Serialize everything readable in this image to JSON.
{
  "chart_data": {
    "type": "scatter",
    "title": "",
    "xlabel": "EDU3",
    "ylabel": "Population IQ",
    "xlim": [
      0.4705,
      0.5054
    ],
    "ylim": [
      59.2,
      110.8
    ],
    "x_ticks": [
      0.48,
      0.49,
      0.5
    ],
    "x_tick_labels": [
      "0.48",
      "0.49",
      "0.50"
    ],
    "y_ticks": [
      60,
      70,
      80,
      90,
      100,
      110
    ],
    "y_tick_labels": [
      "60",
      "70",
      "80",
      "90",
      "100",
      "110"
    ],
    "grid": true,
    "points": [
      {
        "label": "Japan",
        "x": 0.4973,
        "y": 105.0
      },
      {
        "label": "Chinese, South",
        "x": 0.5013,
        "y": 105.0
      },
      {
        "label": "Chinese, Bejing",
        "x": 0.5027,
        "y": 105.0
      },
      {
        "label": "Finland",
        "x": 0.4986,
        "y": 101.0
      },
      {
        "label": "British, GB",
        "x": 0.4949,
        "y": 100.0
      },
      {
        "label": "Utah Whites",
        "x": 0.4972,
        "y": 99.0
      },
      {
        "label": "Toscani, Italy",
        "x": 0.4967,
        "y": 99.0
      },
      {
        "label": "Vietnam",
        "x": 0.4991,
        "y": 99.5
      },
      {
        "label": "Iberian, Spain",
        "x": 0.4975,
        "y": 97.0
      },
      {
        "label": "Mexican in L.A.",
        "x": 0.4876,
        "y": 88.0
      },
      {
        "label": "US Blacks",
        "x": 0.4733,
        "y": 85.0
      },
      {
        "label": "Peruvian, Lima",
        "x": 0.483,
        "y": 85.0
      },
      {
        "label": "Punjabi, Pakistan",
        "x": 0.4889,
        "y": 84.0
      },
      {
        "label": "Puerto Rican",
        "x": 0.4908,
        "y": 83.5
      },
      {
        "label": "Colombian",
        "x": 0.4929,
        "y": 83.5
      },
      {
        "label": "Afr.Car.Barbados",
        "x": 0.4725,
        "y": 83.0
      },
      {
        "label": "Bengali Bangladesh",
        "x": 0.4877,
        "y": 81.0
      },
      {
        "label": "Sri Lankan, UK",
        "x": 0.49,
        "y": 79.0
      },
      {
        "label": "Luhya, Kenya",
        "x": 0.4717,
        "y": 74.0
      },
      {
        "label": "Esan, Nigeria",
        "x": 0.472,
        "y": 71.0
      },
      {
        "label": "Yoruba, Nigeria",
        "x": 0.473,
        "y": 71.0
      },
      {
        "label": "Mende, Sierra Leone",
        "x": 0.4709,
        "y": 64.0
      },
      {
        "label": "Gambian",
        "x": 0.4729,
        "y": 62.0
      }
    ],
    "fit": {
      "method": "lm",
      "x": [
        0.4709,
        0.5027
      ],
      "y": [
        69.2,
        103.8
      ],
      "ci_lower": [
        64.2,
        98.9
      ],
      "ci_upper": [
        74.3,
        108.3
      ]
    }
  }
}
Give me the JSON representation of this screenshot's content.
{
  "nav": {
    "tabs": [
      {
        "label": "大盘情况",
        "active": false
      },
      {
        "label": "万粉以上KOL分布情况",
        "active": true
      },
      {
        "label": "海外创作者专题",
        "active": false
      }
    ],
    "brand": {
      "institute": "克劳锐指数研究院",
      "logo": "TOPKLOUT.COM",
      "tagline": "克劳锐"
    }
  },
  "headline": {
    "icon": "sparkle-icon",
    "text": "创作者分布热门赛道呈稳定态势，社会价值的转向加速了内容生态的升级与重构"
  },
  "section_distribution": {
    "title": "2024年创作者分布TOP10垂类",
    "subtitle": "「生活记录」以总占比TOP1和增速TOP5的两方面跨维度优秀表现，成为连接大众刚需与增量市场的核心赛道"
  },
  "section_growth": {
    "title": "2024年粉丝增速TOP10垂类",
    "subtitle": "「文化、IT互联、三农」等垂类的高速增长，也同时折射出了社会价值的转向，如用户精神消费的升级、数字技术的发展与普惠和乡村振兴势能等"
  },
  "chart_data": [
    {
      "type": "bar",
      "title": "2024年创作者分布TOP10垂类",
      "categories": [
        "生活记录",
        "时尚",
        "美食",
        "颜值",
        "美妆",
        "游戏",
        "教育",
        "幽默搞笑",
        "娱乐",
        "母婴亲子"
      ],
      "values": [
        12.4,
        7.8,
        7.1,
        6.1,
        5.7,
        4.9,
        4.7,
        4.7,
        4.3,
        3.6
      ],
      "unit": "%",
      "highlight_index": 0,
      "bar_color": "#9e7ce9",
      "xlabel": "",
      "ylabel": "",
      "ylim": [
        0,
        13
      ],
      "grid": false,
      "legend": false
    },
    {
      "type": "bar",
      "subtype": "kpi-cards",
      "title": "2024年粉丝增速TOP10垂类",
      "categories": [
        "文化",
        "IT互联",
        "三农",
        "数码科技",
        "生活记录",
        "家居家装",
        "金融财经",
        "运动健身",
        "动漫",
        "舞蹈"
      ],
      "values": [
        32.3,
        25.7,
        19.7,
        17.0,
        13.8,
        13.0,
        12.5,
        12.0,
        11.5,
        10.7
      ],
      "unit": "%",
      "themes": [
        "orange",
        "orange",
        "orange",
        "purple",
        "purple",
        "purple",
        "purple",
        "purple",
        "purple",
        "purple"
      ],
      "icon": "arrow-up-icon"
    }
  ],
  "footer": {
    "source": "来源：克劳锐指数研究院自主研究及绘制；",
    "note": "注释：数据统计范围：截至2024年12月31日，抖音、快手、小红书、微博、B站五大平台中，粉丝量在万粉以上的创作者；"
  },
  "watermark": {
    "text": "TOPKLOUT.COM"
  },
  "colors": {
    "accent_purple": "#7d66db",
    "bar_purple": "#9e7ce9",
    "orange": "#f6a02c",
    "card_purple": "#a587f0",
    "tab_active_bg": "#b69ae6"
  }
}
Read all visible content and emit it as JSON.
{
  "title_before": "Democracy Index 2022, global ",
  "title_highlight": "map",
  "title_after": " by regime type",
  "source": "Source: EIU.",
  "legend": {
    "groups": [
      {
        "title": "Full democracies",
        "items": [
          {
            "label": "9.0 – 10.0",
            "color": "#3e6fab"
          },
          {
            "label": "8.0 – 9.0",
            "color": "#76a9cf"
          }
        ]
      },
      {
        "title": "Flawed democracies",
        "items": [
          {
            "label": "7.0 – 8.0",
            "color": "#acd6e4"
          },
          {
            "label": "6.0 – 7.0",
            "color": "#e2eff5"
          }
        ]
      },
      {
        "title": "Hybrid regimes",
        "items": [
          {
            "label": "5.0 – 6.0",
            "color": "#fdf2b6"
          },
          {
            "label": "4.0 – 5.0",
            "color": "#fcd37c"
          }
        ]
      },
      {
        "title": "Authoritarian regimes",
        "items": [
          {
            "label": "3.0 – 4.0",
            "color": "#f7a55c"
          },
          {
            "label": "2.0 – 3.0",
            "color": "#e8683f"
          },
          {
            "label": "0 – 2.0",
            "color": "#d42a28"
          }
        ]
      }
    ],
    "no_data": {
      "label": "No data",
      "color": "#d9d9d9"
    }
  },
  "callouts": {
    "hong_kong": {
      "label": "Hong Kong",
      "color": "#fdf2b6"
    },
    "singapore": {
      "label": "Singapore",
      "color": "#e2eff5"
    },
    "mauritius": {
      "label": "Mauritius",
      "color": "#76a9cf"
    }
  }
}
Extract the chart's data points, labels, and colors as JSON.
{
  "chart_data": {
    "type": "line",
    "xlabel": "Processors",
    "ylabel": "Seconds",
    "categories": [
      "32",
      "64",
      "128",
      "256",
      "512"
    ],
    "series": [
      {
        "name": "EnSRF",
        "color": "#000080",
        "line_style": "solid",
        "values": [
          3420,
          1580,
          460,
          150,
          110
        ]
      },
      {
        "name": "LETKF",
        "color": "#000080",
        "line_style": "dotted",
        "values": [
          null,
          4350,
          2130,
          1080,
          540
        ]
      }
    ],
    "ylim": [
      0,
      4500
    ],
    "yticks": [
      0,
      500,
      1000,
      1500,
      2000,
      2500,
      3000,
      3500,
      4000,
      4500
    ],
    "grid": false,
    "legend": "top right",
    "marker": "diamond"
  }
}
---
In the records above, find the lines containing "Chinese" and copy them.

        "label": "Chinese, South",
        "label": "Chinese, Bejing",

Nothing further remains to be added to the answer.